■ AIM ■
Write out all the lines again, precisely as they stand, but without the images.

Dataset items:
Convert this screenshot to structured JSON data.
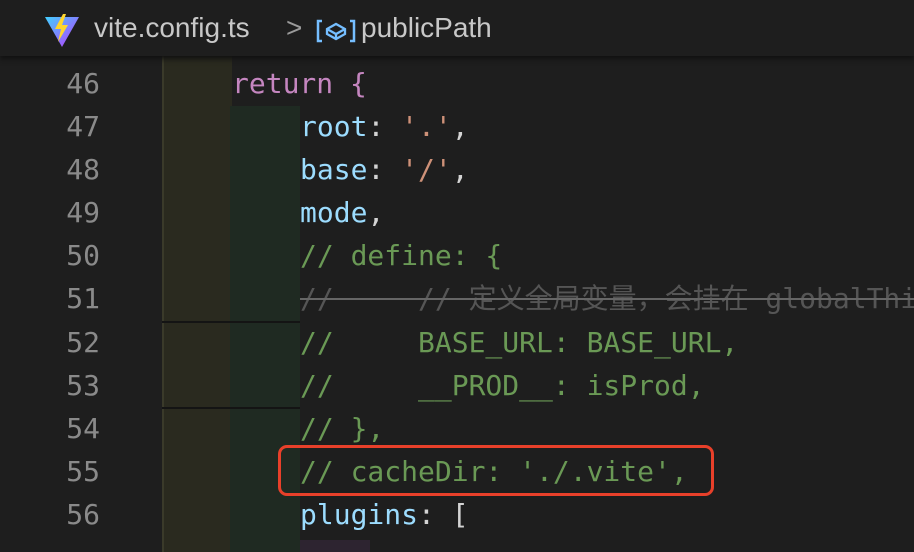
{
  "breadcrumb": {
    "file": "vite.config.ts",
    "separator": ">",
    "symbol": "publicPath",
    "file_icon": "vite-logo-icon",
    "symbol_icon": "variable-icon"
  },
  "lines": [
    {
      "n": "46",
      "code": "return {"
    },
    {
      "n": "47",
      "key": "root",
      "val": "'.'"
    },
    {
      "n": "48",
      "key": "base",
      "val": "'/'"
    },
    {
      "n": "49",
      "key": "mode"
    },
    {
      "n": "50",
      "comment": "// define: {"
    },
    {
      "n": "51",
      "comment": "//     // 定义全局变量，会挂在 globalThis"
    },
    {
      "n": "52",
      "comment": "//     BASE_URL: BASE_URL,"
    },
    {
      "n": "53",
      "comment": "//     __PROD__: isProd,"
    },
    {
      "n": "54",
      "comment": "// },"
    },
    {
      "n": "55",
      "comment": "// cacheDir: './.vite',"
    },
    {
      "n": "56",
      "key": "plugins",
      "code": "["
    }
  ],
  "highlight_color": "#e8402a"
}
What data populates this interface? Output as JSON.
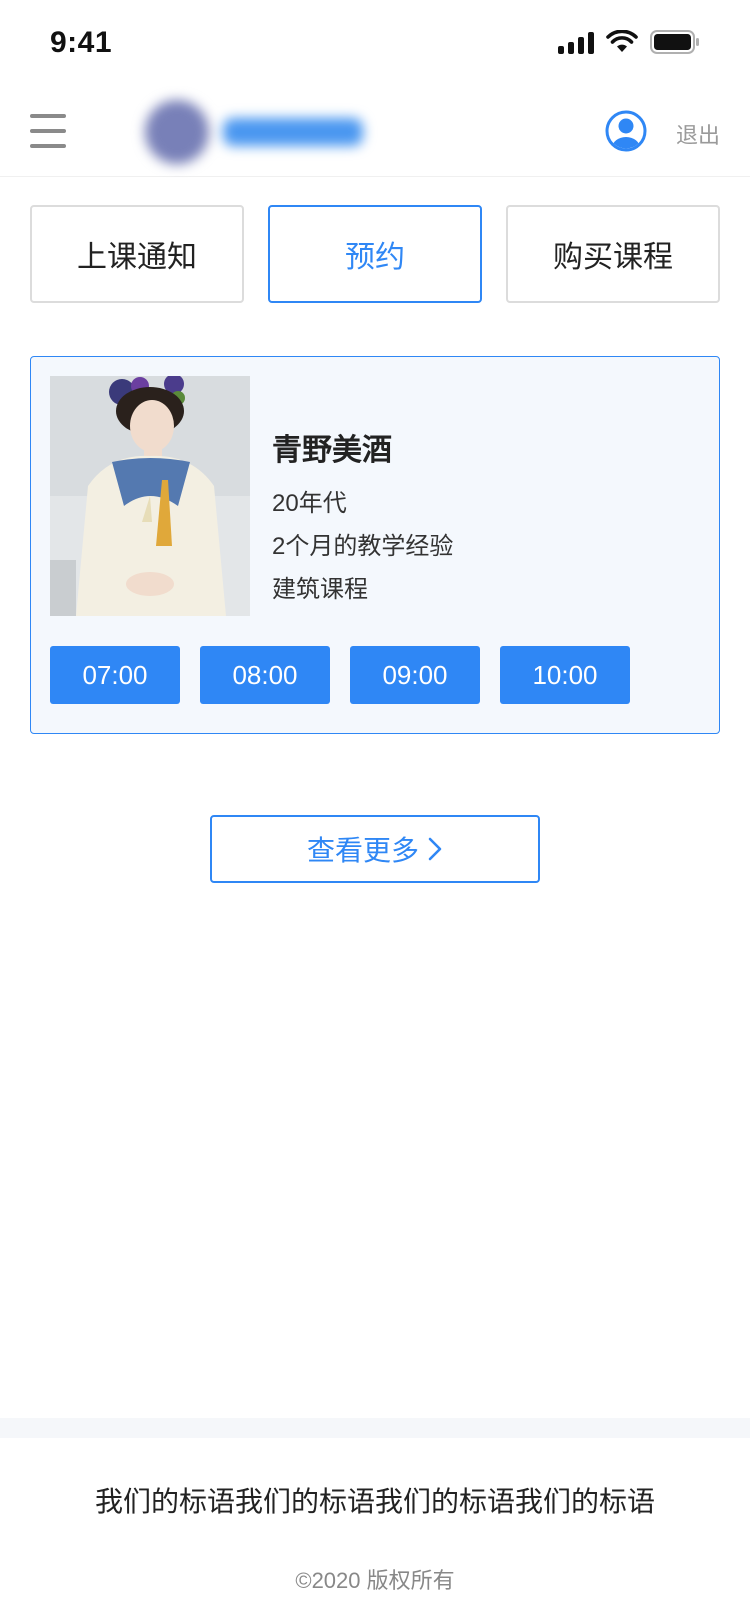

■ EXPECTED OUTPUT ■
Convert this screenshot to structured JSON data.
{
  "breadcrumb": {
    "file": "vite.config.ts",
    "separator": ">",
    "symbol": "publicPath",
    "file_icon": "vite-logo-icon",
    "symbol_icon": "variable-icon"
  },
  "lines": [
    {
      "n": "46",
      "code": "return {"
    },
    {
      "n": "47",
      "key": "root",
      "val": "'.'"
    },
    {
      "n": "48",
      "key": "base",
      "val": "'/'"
    },
    {
      "n": "49",
      "key": "mode"
    },
    {
      "n": "50",
      "comment": "// define: {"
    },
    {
      "n": "51",
      "comment": "//     // 定义全局变量，会挂在 globalThis"
    },
    {
      "n": "52",
      "comment": "//     BASE_URL: BASE_URL,"
    },
    {
      "n": "53",
      "comment": "//     __PROD__: isProd,"
    },
    {
      "n": "54",
      "comment": "// },"
    },
    {
      "n": "55",
      "comment": "// cacheDir: './.vite',"
    },
    {
      "n": "56",
      "key": "plugins",
      "code": "["
    }
  ],
  "highlight_color": "#e8402a"
}
What data populates this interface? Output as JSON.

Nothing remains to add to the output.